* [Extrait choisi]
__________

Elden Ring, ou la lutte des cosmologies

 

Pour éclairer d'un autre jour le conspiritualisme, que l’on nous permette pour finir d'évoquer un jeu vidéo sorti le 25 février 2022. Vendu depuis à plus de 20 millions d'exemplaires, Elden Ring constitue l'un des plus grands succès de ces dernières années, tant critique que commercial. Plus qu'un jeu vidéo, la création du studio FromSoftware et d’Hidetaka Miyazaki (qui s’est assuré pour l’occasion le concours de George R. R. Martin, connu pour sa saga du Trône de fer) est une véritable œuvre culturelle inscrite dans le sillage de la série des « Souls » (Demon’s Souls et Dark Souls). La symbolique d'Elden Ring et de ses prédécesseurs renvoie au concept d'« occulture » (contraction d’« occulte » et de « culture ») et brasse de très nombreux thèmes.

__________

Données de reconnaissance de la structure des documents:
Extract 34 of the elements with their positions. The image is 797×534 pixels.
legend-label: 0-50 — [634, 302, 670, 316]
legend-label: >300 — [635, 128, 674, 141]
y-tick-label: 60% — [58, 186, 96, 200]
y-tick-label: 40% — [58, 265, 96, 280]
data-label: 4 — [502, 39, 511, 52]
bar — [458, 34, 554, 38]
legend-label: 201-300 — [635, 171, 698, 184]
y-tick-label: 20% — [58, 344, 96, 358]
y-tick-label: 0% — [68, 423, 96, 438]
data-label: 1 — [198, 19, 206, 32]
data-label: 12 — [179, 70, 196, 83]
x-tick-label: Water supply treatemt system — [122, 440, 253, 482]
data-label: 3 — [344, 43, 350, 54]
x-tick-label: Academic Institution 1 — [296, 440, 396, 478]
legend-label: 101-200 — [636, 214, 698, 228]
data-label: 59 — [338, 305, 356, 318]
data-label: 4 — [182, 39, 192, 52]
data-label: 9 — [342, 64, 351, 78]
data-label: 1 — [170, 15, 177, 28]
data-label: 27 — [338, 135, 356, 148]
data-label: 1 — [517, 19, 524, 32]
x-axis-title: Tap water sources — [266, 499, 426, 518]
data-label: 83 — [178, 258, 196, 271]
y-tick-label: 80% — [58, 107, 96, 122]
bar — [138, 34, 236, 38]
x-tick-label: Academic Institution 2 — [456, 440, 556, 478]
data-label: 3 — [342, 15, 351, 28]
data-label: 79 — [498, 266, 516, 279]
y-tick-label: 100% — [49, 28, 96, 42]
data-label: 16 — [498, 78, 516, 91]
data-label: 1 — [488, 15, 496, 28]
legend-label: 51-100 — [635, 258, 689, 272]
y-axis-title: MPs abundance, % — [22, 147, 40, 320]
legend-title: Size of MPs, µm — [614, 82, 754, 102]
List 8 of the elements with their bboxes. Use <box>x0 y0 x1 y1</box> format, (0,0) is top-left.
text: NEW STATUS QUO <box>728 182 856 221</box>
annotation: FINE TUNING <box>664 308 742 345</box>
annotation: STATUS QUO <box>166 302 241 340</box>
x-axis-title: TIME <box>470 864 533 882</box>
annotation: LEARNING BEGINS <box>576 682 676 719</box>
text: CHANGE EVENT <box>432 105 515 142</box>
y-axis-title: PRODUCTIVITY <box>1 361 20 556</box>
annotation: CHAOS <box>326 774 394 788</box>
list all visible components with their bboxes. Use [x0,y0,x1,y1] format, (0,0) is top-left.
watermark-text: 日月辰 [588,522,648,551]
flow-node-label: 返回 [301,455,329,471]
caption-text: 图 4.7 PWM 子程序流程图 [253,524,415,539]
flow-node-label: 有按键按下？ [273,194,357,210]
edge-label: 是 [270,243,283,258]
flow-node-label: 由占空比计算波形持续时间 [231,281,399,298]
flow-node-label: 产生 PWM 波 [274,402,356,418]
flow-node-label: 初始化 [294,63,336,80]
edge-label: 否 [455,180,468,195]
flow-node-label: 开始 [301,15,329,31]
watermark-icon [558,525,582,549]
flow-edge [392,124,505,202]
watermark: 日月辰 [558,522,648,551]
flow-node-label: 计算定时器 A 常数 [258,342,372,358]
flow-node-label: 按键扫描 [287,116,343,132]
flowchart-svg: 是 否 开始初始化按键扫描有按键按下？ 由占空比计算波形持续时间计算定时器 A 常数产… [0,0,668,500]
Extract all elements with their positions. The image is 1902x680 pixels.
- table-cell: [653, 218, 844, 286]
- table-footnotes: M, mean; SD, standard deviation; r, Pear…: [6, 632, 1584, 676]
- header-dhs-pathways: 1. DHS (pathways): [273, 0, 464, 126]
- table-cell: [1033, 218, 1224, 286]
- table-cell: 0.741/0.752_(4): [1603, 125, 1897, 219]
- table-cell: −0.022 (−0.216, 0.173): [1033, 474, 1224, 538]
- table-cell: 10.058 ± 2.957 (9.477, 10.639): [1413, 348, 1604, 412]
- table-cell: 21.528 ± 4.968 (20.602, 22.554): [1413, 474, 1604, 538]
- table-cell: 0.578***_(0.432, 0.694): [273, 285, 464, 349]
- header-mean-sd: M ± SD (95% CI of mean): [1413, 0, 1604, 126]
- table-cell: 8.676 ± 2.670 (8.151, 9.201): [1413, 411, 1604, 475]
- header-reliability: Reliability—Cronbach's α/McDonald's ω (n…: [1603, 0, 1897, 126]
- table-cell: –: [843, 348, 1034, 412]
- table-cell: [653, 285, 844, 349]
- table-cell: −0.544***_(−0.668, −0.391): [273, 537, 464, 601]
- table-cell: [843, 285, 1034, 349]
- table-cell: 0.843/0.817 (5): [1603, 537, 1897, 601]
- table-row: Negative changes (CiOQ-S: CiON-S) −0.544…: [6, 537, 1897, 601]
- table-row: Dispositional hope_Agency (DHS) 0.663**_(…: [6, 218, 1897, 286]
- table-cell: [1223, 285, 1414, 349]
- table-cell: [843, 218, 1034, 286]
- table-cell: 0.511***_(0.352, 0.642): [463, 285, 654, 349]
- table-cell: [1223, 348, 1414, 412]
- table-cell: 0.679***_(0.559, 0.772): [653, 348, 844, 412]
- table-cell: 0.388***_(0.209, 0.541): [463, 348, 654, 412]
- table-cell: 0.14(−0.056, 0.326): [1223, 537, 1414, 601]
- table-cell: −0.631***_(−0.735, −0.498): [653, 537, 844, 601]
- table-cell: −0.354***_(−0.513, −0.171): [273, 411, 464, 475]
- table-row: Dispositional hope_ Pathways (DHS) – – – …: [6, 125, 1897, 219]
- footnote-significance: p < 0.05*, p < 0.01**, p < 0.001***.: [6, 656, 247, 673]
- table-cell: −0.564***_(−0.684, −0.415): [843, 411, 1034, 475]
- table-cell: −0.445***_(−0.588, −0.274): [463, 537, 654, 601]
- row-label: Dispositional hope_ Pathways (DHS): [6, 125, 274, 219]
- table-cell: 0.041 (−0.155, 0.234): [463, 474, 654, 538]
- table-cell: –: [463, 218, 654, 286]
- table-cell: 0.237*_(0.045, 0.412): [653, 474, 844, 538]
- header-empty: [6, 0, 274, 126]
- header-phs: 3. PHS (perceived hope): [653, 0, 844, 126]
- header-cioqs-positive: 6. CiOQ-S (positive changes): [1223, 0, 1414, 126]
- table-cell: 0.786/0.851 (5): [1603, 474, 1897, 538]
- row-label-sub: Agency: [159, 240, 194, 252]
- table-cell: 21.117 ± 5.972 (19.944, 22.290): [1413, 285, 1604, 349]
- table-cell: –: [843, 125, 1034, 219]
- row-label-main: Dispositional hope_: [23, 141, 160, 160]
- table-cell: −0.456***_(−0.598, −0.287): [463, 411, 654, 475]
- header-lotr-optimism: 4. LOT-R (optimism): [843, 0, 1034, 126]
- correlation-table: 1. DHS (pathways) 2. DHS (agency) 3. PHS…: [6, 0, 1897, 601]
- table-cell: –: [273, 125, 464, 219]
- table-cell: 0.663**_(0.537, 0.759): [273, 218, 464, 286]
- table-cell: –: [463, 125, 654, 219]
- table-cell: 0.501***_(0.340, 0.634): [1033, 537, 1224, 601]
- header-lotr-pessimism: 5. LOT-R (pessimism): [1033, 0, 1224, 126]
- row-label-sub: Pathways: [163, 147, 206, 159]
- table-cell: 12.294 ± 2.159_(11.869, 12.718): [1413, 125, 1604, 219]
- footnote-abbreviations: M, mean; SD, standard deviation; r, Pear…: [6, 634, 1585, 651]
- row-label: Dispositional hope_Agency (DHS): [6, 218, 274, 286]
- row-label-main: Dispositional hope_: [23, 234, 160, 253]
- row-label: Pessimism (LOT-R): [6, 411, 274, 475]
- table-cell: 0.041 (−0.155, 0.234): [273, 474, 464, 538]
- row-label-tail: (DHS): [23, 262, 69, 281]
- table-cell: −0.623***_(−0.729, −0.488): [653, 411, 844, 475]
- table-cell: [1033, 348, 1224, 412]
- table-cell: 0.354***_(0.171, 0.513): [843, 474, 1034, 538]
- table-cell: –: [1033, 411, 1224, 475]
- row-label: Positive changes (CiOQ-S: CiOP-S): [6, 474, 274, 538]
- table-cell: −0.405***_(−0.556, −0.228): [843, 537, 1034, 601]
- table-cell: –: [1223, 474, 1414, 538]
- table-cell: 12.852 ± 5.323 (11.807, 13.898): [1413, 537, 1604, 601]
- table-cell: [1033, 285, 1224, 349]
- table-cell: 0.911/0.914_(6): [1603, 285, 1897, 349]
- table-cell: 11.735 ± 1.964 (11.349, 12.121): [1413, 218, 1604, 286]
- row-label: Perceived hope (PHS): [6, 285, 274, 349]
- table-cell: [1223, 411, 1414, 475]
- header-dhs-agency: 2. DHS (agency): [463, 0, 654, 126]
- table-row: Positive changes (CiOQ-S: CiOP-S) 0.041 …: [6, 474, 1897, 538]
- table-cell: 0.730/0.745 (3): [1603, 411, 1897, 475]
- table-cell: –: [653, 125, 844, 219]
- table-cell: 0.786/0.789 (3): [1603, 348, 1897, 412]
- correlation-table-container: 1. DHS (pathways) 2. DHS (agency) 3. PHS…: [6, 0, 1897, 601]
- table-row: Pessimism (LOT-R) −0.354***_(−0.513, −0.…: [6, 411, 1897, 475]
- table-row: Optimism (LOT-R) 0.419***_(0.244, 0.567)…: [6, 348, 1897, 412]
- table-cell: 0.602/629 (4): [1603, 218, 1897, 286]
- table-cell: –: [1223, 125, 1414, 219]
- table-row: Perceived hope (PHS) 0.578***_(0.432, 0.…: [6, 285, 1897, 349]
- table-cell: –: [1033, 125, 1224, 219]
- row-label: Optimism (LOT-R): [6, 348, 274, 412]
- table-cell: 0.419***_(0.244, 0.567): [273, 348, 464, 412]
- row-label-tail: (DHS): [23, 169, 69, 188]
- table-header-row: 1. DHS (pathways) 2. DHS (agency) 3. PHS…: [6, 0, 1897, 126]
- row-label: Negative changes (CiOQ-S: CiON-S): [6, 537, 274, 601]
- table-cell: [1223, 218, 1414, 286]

__________

* [Consigne de travail]
Recopiez, s'il vous plaît, le passage de l'extrait sur Elden Ring compris entre « Elden Ring, ou » et « très nombreux thèmes. », ces deux bornes incluses.

* [Réponse rédigée]
Elden Ring, ou la lutte des cosmologies

 

Pour éclairer d'un autre jour le conspiritualisme, que l’on nous permette pour finir d'évoquer un jeu vidéo sorti le 25 février 2022. Vendu depuis à plus de 20 millions d'exemplaires, Elden Ring constitue l'un des plus grands succès de ces dernières années, tant critique que commercial. Plus qu'un jeu vidéo, la création du studio FromSoftware et d’Hidetaka Miyazaki (qui s’est assuré pour l’occasion le concours de George R. R. Martin, connu pour sa saga du Trône de fer) est une véritable œuvre culturelle inscrite dans le sillage de la série des « Souls » (Demon’s Souls et Dark Souls). La symbolique d'Elden Ring et de ses prédécesseurs renvoie au concept d'« occulture » (contraction d’« occulte » et de « culture ») et brasse de très nombreux thèmes.